__Reading passage__:
##########
Re: 4 State Action Item 10:52pm Tuesday 10/18

From: Ramesh Narayanaswamy <ramesh_at_.....>
Date: Thu Oct 20 2005 - 09:50:41 PDT
Hi Brian:
Sorry, i did recieve Duaine's proposal e-mail; i was looking for it under the wrong heading/folder. 
We went from '4 State Logic' to '4 State Action' :-)

Brian Bailey wrote:
> Hi Ramesh,
>     The email went out 10/18 and was a text attachment to that email. Please
> let me know if for some reason you did not receive that. Alternatively,
> there is a complete email log on the web site at
> www.eda.org/itc/hm/index.html
> 
> Best regards
> Brian
> 
> -----Original Message-----
> From: owner-itc@eda.org [mailto:owner-itc@eda.org] On Behalf Of Ramesh
> Narayanaswamy
> Sent: Thursday, October 20, 2005 9:21 AM
> To: bojsen@zaiqtech.com
> Cc: itc@eda.org
> Subject: Re: 4 State Action Item 10:52pm Tuesday 10/18
> 
> Hi Duaine and Bryan:
> 
> How does one get access to your proposal ?
> 
> I did not recieve an email, nor do i see it under the issues section of the
> itc web page.
> 
> Per Bojsen wrote:
> 
>>Hi Duaine and Bryan,
>>
>>thanks for your comprehensive proposal.  At first blush this looks
>>pretty complicated but also seems to allow most of the different
>>behaviors people have been proposing/requesting.  I'd like to see
>>this described firmly in terms of what is mandated and what is
>>optional to implement.  I can deduce that more or less from the
>>text, but it would still be nice to have a firm description.  For
>>instance, start out describing the mandated features and then
>>follow with the different options.
##########
__Recorded data__:
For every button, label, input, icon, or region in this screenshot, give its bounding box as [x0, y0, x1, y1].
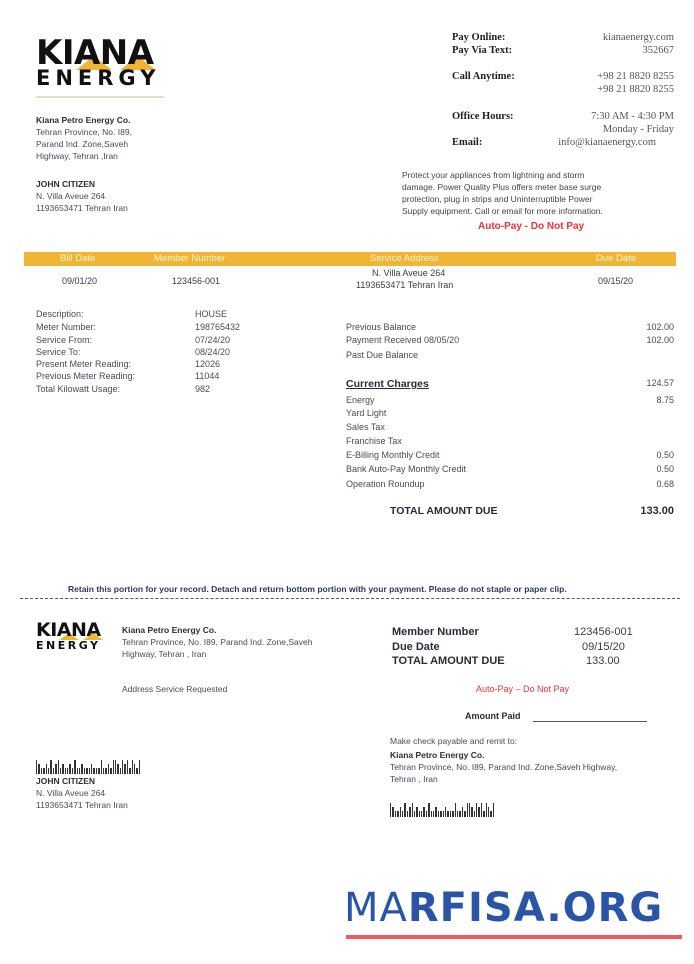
stub-member-value: 123456-001 — [574, 626, 633, 638]
charge-value: 0.50 — [656, 464, 674, 474]
balance-label: Payment Received 08/05/20 — [346, 335, 460, 345]
email-row — [452, 137, 674, 148]
hours-label: Office Hours: — [452, 111, 514, 122]
remit-barcode — [390, 803, 494, 817]
amount-paid-label: Amount Paid — [465, 711, 521, 721]
member-number-value: 123456-001 — [172, 276, 221, 286]
promo-line: damage. Power Quality Plus offers meter base surge — [402, 182, 602, 192]
charge-label: Sales Tax — [346, 422, 385, 432]
summary-header-band — [24, 252, 676, 266]
meter-detail-label: Description: — [36, 309, 84, 319]
autopay-notice: Auto-Pay - Do Not Pay — [478, 221, 585, 232]
balance-value: 102.00 — [646, 322, 674, 332]
meter-detail-value: 12026 — [195, 359, 221, 369]
stub-logo-energy: ENERGY — [36, 639, 101, 652]
remit-address-line: Tehran Province, No. I89, Parand Ind. Zone,Saveh Highway, — [390, 762, 618, 772]
logo-underline — [36, 96, 164, 98]
logo-energy: ENERGY — [36, 66, 161, 90]
stub-customer-block — [36, 775, 236, 811]
promo-line: Supply equipment. Call or email for more information. — [402, 206, 603, 216]
remit-company-name: Kiana Petro Energy Co. — [390, 750, 485, 760]
stub-total-label: TOTAL AMOUNT DUE — [392, 655, 505, 667]
bill-date-value: 09/01/20 — [62, 276, 98, 286]
stub-due-label: Due Date — [392, 641, 440, 653]
stub-customer-city: 1193653471 Tehran Iran — [36, 800, 128, 810]
balance-value: 102.00 — [646, 335, 674, 345]
col-due-date: Due Date — [596, 253, 637, 264]
col-bill-date: Bill Date — [60, 253, 96, 264]
stub-customer-street: N. Villa Aveue 264 — [36, 788, 106, 798]
pay-online-row — [452, 32, 674, 43]
stub-logo — [36, 621, 106, 653]
promo-text — [402, 169, 682, 217]
due-date-value: 09/15/20 — [598, 276, 634, 286]
current-charges-title: Current Charges — [346, 378, 429, 390]
stub-company-block — [122, 624, 362, 660]
meter-detail-value: 11044 — [195, 371, 220, 381]
meter-detail-value: 07/24/20 — [195, 335, 231, 345]
pay-text-label: Pay Via Text: — [452, 45, 513, 56]
stub-customer-name: JOHN CITIZEN — [36, 776, 96, 786]
pay-text-value: 352667 — [642, 45, 674, 56]
meter-detail-label: Present Meter Reading: — [36, 359, 132, 369]
meter-detail-value: 198765432 — [195, 322, 241, 332]
company-address-line: Highway, Tehran ,Iran — [36, 151, 118, 161]
stub-member-label: Member Number — [392, 626, 479, 638]
customer-street: N. Villa Aveue 264 — [36, 191, 106, 201]
company-name: Kiana Petro Energy Co. — [36, 115, 131, 125]
hours-value-2: Monday - Friday — [602, 124, 674, 135]
col-member-number: Member Number — [154, 253, 226, 264]
current-charges-value: 124.57 — [646, 378, 674, 388]
stub-address-line: Highway, Tehran , Iran — [122, 649, 207, 659]
meter-detail-label: Total Kilowatt Usage: — [36, 384, 121, 394]
charge-label: Franchise Tax — [346, 436, 402, 446]
call-value-2: +98 21 8820 8255 — [597, 84, 674, 95]
charge-label: E-Billing Monthly Credit — [346, 450, 440, 460]
company-address-line: Parand Ind. Zone,Saveh — [36, 139, 129, 149]
remit-label: Make check payable and remit to: — [390, 736, 518, 746]
watermark-thin: MA — [344, 885, 408, 931]
service-address-line2: 1193653471 Tehran Iran — [356, 280, 454, 290]
charge-label: Bank Auto-Pay Monthly Credit — [346, 464, 467, 474]
call-label: Call Anytime: — [452, 71, 515, 82]
hours-row — [452, 111, 674, 122]
stub-autopay-notice: Auto-Pay – Do Not Pay — [476, 684, 570, 694]
watermark-underline — [346, 935, 682, 939]
charge-label: Yard Light — [346, 408, 387, 418]
detach-notice: Retain this portion for your record. Detach and return bottom portion with your payment. Please do not staple or paper clip. — [68, 584, 567, 594]
meter-detail-label: Service To: — [36, 347, 81, 357]
pay-text-row — [452, 45, 674, 56]
charge-value: 0.68 — [656, 479, 674, 489]
service-address-line1: N. Villa Aveue 264 — [372, 268, 446, 278]
watermark-bold: RFISA — [407, 885, 547, 931]
pay-online-label: Pay Online: — [452, 32, 506, 43]
charge-label: Energy — [346, 395, 375, 405]
stub-due-value: 09/15/20 — [582, 641, 625, 653]
charge-value: 8.75 — [656, 395, 674, 405]
promo-line: Protect your appliances from lightning and storm — [402, 170, 585, 180]
meter-detail-value: 08/24/20 — [195, 347, 231, 357]
col-service-address: Service Address — [370, 253, 439, 264]
marfisa-watermark — [344, 885, 664, 931]
detach-line — [20, 598, 680, 599]
charge-value: 0.50 — [656, 450, 674, 460]
meter-detail-label: Service From: — [36, 335, 93, 345]
pay-online-link[interactable]: kianaenergy.com — [602, 32, 674, 43]
charge-label: Operation Roundup — [346, 479, 425, 489]
promo-line: protection, plug in strips and Uninterruptible Power — [402, 194, 593, 204]
amount-paid-field[interactable] — [533, 721, 647, 722]
customer-address-block — [36, 178, 236, 214]
address-service-requested: Address Service Requested — [122, 684, 228, 694]
email-link[interactable]: info@kianaenergy.com — [558, 137, 656, 148]
remit-block — [390, 735, 690, 785]
company-logo — [36, 33, 166, 98]
company-address-block — [36, 114, 236, 162]
meter-detail-value: 982 — [195, 384, 211, 394]
balance-label: Previous Balance — [346, 322, 417, 332]
total-due-value: 133.00 — [640, 505, 674, 517]
logo-kiana: KIANA — [36, 33, 154, 73]
watermark-suffix: .ORG — [546, 885, 664, 931]
stub-address-line: Tehran Province, No. I89, Parand Ind. Zone,Saveh — [122, 637, 313, 647]
meter-detail-label: Meter Number: — [36, 322, 97, 332]
balance-label: Past Due Balance — [346, 350, 419, 360]
stub-logo-kiana: KIANA — [36, 619, 101, 641]
meter-detail-value: HOUSE — [195, 309, 228, 319]
customer-barcode — [36, 760, 140, 774]
call-value-1: +98 21 8820 8255 — [597, 71, 674, 82]
remit-address-line: Tehran , Iran — [390, 774, 438, 784]
meter-detail-label: Previous Meter Reading: — [36, 371, 136, 381]
stub-company-name: Kiana Petro Energy Co. — [122, 625, 217, 635]
call-row — [452, 71, 674, 82]
customer-city: 1193653471 Tehran Iran — [36, 203, 128, 213]
company-address-line: Tehran Province, No. I89, — [36, 127, 132, 137]
email-label: Email: — [452, 137, 483, 148]
stub-total-value: 133.00 — [586, 655, 620, 667]
total-due-label: TOTAL AMOUNT DUE — [390, 505, 498, 517]
hours-value-1: 7:30 AM - 4:30 PM — [591, 111, 674, 122]
customer-name: JOHN CITIZEN — [36, 179, 96, 189]
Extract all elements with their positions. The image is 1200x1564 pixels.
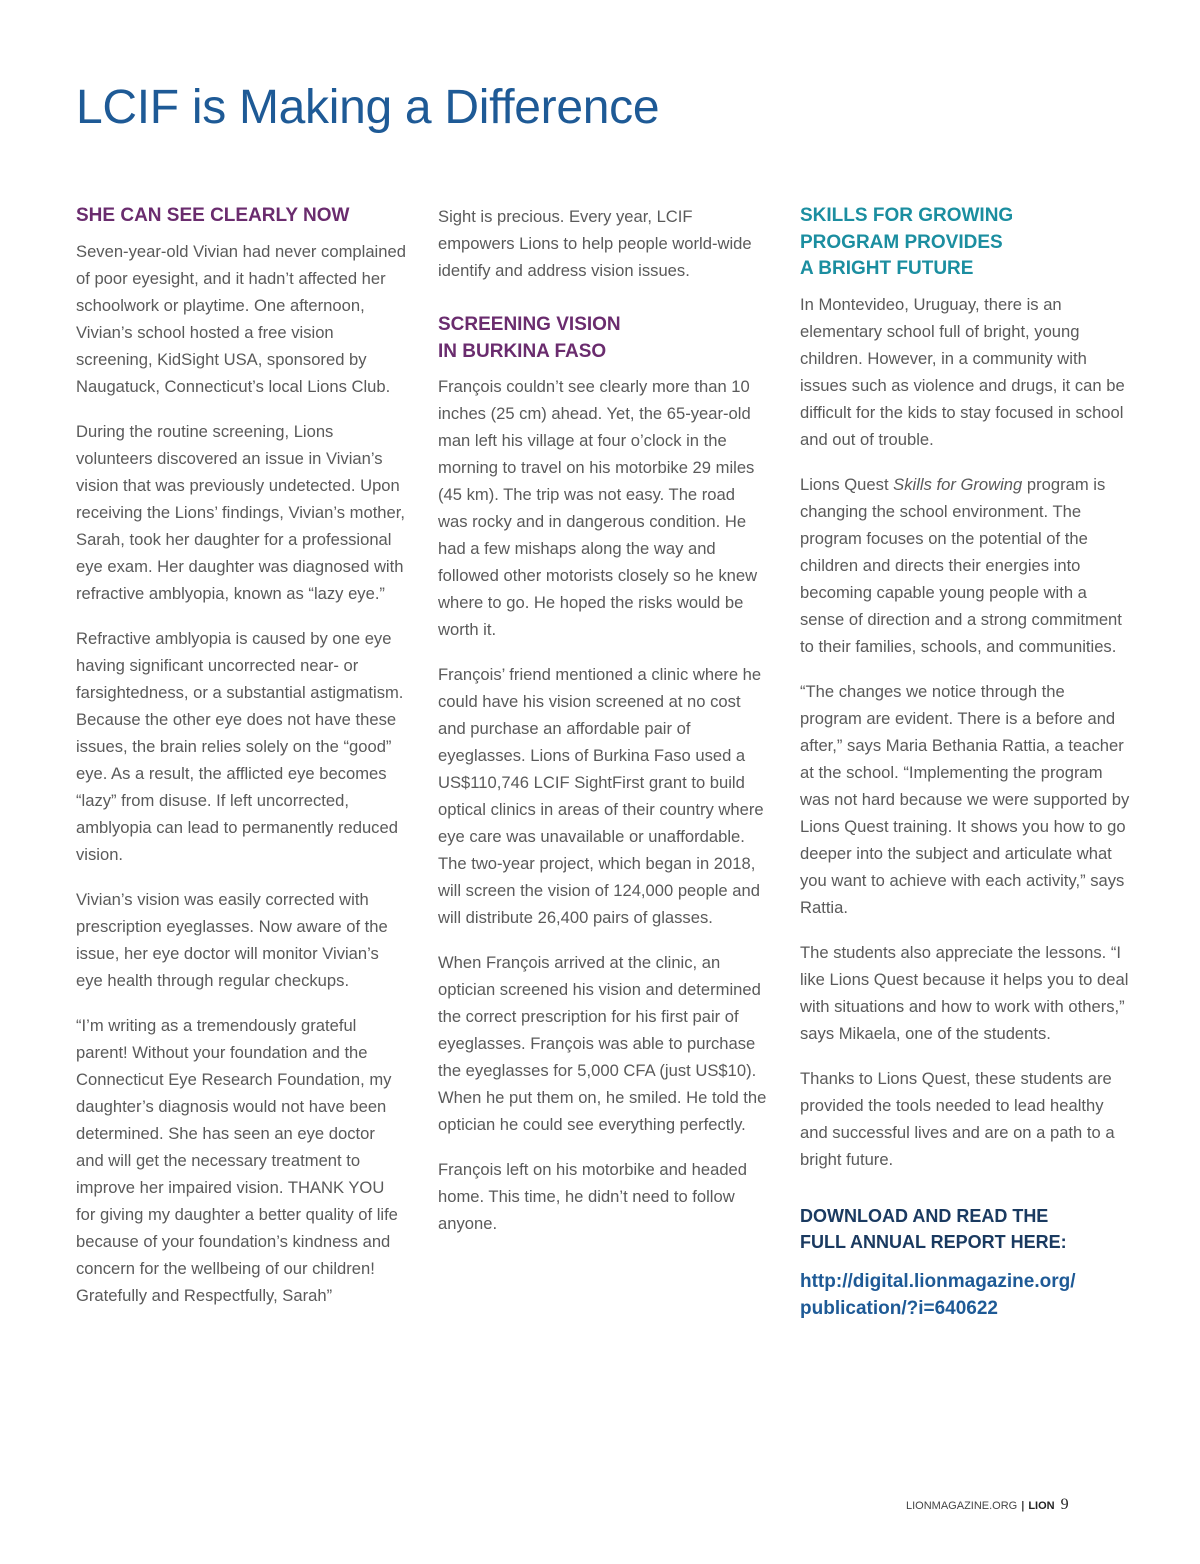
footer-site: LIONMAGAZINE.ORG	[906, 1500, 1018, 1512]
footer-brand: LION	[1028, 1500, 1055, 1512]
paragraph: Vivian’s vision was easily corrected with prescription eyeglasses. Now aware of the issue, her eye doctor will monitor Vivian’s eye health through regular checkups.	[76, 889, 388, 990]
paragraph: Seven-year-old Vivian had never complained of poor eyesight, and it hadn’t affected her schoolwork or playtime. One afternoon, Vivian’s school hosted a free vision screening, KidSight USA, sponsored by Naugatuck, Connecticut’s local Lions Club.	[76, 241, 406, 396]
intro-paragraph: Sight is precious. Every year, LCIF empowers Lions to help people world-wide identify and address vision issues.	[438, 207, 752, 280]
paragraph: “I’m writing as a tremendously grateful parent! Without your foundation and the Connecticut Eye Research Foundation, my daughter’s diagnosis would not have been determined. She has seen an eye doctor and will get the necessary treatment to improve her impaired vision. THANK YOU for giving my daughter a better quality of life because of your foundation’s kindness and concern for the wellbeing of our children! Gratefully and Respectfully, Sarah”	[76, 1015, 398, 1305]
paragraph: François left on his motorbike and headed home. This time, he didn’t need to follow anyone.	[438, 1160, 748, 1233]
heading-line: PROGRAM PROVIDES	[800, 231, 1003, 253]
program-name: Skills for Growing	[893, 474, 1023, 494]
paragraph: François’ friend mentioned a clinic where he could have his vision screened at no cost and purchase an affordable pair of eyeglasses. Lions of Burkina Faso used a US$110,746 LCIF SightFirst grant to build optical clinics in areas of their country where eye care was unavailable or unaffordable. The two-year project, which began in 2018, will screen the vision of 124,000 people and will distribute 26,400 pairs of glasses.	[438, 665, 764, 927]
heading-line: FULL ANNUAL REPORT HERE:	[800, 1232, 1067, 1252]
column-she-can-see	[76, 203, 406, 1327]
download-heading	[800, 1203, 1130, 1256]
text-run: program is changing the school environment. The program focuses on the potential of the children and directs their energies into becoming capable young people with a sense of direction and a strong commitment to their families, schools, and communities.	[800, 474, 1122, 656]
column-skills-for-growing	[800, 203, 1130, 1322]
paragraph: Thanks to Lions Quest, these students are provided the tools needed to lead healthy and successful lives and are on a path to a bright future.	[800, 1068, 1115, 1169]
link-line: publication/?i=640622	[800, 1297, 998, 1319]
page-footer	[906, 1496, 1069, 1514]
section-heading-skills-for-growing	[800, 203, 1130, 283]
heading-line: IN BURKINA FASO	[438, 340, 607, 362]
section-heading-screening-vision	[438, 312, 768, 365]
paragraph: The students also appreciate the lessons. “I like Lions Quest because it helps you to deal with situations and how to work with others,” says Mikaela, one of the students.	[800, 942, 1129, 1043]
heading-line: SCREENING VISION	[438, 314, 621, 335]
section-heading-she-can-see: SHE CAN SEE CLEARLY NOW	[76, 205, 350, 226]
heading-line: SKILLS FOR GROWING	[800, 205, 1014, 226]
annual-report-link[interactable]	[800, 1268, 1130, 1322]
page-number: 9	[1060, 1496, 1069, 1513]
paragraph: In Montevideo, Uruguay, there is an elementary school full of bright, young children. However, in a community with issues such as violence and drugs, it can be difficult for the kids to stay focused in school and out of trouble.	[800, 294, 1125, 449]
paragraph: During the routine screening, Lions volunteers discovered an issue in Vivian’s vision that was previously undetected. Upon receiving the Lions’ findings, Vivian’s mother, Sarah, took her daughter for a professional eye exam. Her daughter was diagnosed with refractive amblyopia, known as “lazy eye.”	[76, 421, 405, 603]
text-run: Lions Quest	[800, 474, 894, 494]
heading-line: A BRIGHT FUTURE	[800, 258, 974, 279]
paragraph: Refractive amblyopia is caused by one eye having significant uncorrected near- or farsightedness, or a substantial astigmatism. Because the other eye does not have these issues, the brain relies solely on the “good” eye. As a result, the afflicted eye becomes “lazy” from disuse. If left uncorrected, amblyopia can lead to permanently reduced vision.	[76, 628, 404, 864]
link-line: http://digital.lionmagazine.org/	[800, 1270, 1076, 1292]
footer-separator: |	[1021, 1500, 1025, 1512]
page-title: LCIF is Making a Difference	[76, 81, 660, 134]
paragraph	[800, 471, 1130, 660]
paragraph: When François arrived at the clinic, an optician screened his vision and determined the correct prescription for his first pair of eyeglasses. François was able to purchase the eyeglasses for 5,000 CFA (just US$10). When he put them on, he smiled. He told the optician he could see everything perfectly.	[438, 953, 767, 1134]
paragraph: François couldn’t see clearly more than 10 inches (25 cm) ahead. Yet, the 65-year-old man left his village at four o’clock in the morning to travel on his motorbike 29 miles (45 km). The trip was not easy. The road was rocky and in dangerous condition. He had a few mishaps along the way and followed other motorists closely so he knew where to go. He hoped the risks would be worth it.	[438, 377, 758, 639]
heading-line: DOWNLOAD AND READ THE	[800, 1205, 1049, 1226]
paragraph: “The changes we notice through the program are evident. There is a before and after,” says Maria Bethania Rattia, a teacher at the school. “Implementing the program was not hard because we were supported by Lions Quest training. It shows you how to go deeper into the subject and articulate what you want to achieve with each activity,” says Rattia.	[800, 681, 1130, 917]
column-burkina-faso	[438, 203, 768, 1255]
##########
__Prompt A__:
Please quote the 4 State email thread from "From: Ramesh Narayanaswamy" to "the wrong heading/folder.".
__Prompt B__:
Write what comes next in the 4 State email thread, picking up after its final sentence.
You won't need the listing.

__Exercise output A__:
From: Ramesh Narayanaswamy <ramesh_at_.....>
Date: Thu Oct 20 2005 - 09:50:41 PDT
Hi Brian:
Sorry, i did recieve Duaine's proposal e-mail; i was looking for it under the wrong heading/folder.

__Exercise output B__:
>>
>>Some specific questions/suggestions:
>>
>>
>>
>>>2-state mode only (strict) - report error if X/Z passed to emulator
>>>  This is the minimum supported mode and the default mode.
>>
>>
>>I like that you made this the default mode.  This will make it
>>require a conscious action by the user to get into potential
>>non-portable territory.  This is obviously a mandated feature
>>and the lowest common denominator.
>>
>>
>>
>>>2-state mode with selectable coercion
>>> User specifies coercion mapping (X = 0/1;  Z=0/1)
>>> User specifies if warning is issued for X/Z in this mode or not
>>
>>
>>This is optional, I presume.  Is this to be considered an atomic
>>feature?  That is, if an implementation choses to implement this,
>>it must implement *all* of it, right?  I like the user specified
>>coercion mapping.  Should we specify a default mapping in case
>>the user does not care?  Should we speficy a default warning
>>option, e.g., warn by default, allow the user to turn warnings
>>off?
>>
>>
>>
>>>4-state mode (no coercion)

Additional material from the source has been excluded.